Information shown:
◇ ◇ ◇ ◇ ◇ ◇ ◇

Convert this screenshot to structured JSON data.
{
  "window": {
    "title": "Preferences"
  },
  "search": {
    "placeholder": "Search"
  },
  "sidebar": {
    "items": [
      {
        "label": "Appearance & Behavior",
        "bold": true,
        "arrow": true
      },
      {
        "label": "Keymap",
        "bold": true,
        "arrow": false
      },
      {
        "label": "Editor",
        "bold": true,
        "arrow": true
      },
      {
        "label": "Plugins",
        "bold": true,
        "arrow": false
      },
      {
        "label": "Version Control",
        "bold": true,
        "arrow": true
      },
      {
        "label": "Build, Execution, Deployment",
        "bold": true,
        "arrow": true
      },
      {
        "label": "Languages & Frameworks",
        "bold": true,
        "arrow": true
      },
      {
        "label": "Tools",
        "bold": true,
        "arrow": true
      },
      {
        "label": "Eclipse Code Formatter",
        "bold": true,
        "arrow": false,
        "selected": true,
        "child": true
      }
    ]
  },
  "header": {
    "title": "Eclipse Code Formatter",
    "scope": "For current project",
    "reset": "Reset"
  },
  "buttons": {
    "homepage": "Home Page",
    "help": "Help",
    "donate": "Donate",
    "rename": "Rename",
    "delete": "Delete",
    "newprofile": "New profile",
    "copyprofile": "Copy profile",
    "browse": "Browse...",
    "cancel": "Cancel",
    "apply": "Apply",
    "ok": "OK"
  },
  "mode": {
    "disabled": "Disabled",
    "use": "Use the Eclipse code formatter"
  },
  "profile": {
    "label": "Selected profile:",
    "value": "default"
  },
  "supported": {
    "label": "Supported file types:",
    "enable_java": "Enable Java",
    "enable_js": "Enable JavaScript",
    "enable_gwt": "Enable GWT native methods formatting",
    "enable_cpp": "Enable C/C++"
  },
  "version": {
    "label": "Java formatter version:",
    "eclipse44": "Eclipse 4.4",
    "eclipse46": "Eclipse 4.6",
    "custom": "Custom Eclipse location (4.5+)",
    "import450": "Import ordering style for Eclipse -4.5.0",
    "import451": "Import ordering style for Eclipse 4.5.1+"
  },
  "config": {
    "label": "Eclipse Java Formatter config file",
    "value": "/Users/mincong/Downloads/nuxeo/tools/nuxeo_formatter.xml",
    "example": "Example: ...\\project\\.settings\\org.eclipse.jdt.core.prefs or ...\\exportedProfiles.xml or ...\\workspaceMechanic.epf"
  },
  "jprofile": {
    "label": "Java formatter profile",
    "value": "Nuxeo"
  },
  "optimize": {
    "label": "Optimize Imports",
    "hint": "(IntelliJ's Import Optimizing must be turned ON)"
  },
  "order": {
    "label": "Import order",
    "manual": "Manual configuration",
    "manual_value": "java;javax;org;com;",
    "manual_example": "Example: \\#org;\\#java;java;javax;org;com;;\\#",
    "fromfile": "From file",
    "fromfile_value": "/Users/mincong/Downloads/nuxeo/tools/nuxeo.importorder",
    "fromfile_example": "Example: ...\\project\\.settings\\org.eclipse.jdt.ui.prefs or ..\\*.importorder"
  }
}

◇ ◇ ◇ ◇ ◇ ◇ ◇

Exercise directions: Write out the material exactly as given.

Output:
Convert this screenshot to structured JSON data.
{
  "window": {
    "title": "Preferences"
  },
  "search": {
    "placeholder": "Search"
  },
  "sidebar": {
    "items": [
      {
        "label": "Appearance & Behavior",
        "bold": true,
        "arrow": true
      },
      {
        "label": "Keymap",
        "bold": true,
        "arrow": false
      },
      {
        "label": "Editor",
        "bold": true,
        "arrow": true
      },
      {
        "label": "Plugins",
        "bold": true,
        "arrow": false
      },
      {
        "label": "Version Control",
        "bold": true,
        "arrow": true
      },
      {
        "label": "Build, Execution, Deployment",
        "bold": true,
        "arrow": true
      },
      {
        "label": "Languages & Frameworks",
        "bold": true,
        "arrow": true
      },
      {
        "label": "Tools",
        "bold": true,
        "arrow": true
      },
      {
        "label": "Eclipse Code Formatter",
        "bold": true,
        "arrow": false,
        "selected": true,
        "child": true
      }
    ]
  },
  "header": {
    "title": "Eclipse Code Formatter",
    "scope": "For current project",
    "reset": "Reset"
  },
  "buttons": {
    "homepage": "Home Page",
    "help": "Help",
    "donate": "Donate",
    "rename": "Rename",
    "delete": "Delete",
    "newprofile": "New profile",
    "copyprofile": "Copy profile",
    "browse": "Browse...",
    "cancel": "Cancel",
    "apply": "Apply",
    "ok": "OK"
  },
  "mode": {
    "disabled": "Disabled",
    "use": "Use the Eclipse code formatter"
  },
  "profile": {
    "label": "Selected profile:",
    "value": "default"
  },
  "supported": {
    "label": "Supported file types:",
    "enable_java": "Enable Java",
    "enable_js": "Enable JavaScript",
    "enable_gwt": "Enable GWT native methods formatting",
    "enable_cpp": "Enable C/C++"
  },
  "version": {
    "label": "Java formatter version:",
    "eclipse44": "Eclipse 4.4",
    "eclipse46": "Eclipse 4.6",
    "custom": "Custom Eclipse location (4.5+)",
    "import450": "Import ordering style for Eclipse -4.5.0",
    "import451": "Import ordering style for Eclipse 4.5.1+"
  },
  "config": {
    "label": "Eclipse Java Formatter config file",
    "value": "/Users/mincong/Downloads/nuxeo/tools/nuxeo_formatter.xml",
    "example": "Example: ...\\project\\.settings\\org.eclipse.jdt.core.prefs or ...\\exportedProfiles.xml or ...\\workspaceMechanic.epf"
  },
  "jprofile": {
    "label": "Java formatter profile",
    "value": "Nuxeo"
  },
  "optimize": {
    "label": "Optimize Imports",
    "hint": "(IntelliJ's Import Optimizing must be turned ON)"
  },
  "order": {
    "label": "Import order",
    "manual": "Manual configuration",
    "manual_value": "java;javax;org;com;",
    "manual_example": "Example: \\#org;\\#java;java;javax;org;com;;\\#",
    "fromfile": "From file",
    "fromfile_value": "/Users/mincong/Downloads/nuxeo/tools/nuxeo.importorder",
    "fromfile_example": "Example: ...\\project\\.settings\\org.eclipse.jdt.ui.prefs or ..\\*.importorder"
  }
}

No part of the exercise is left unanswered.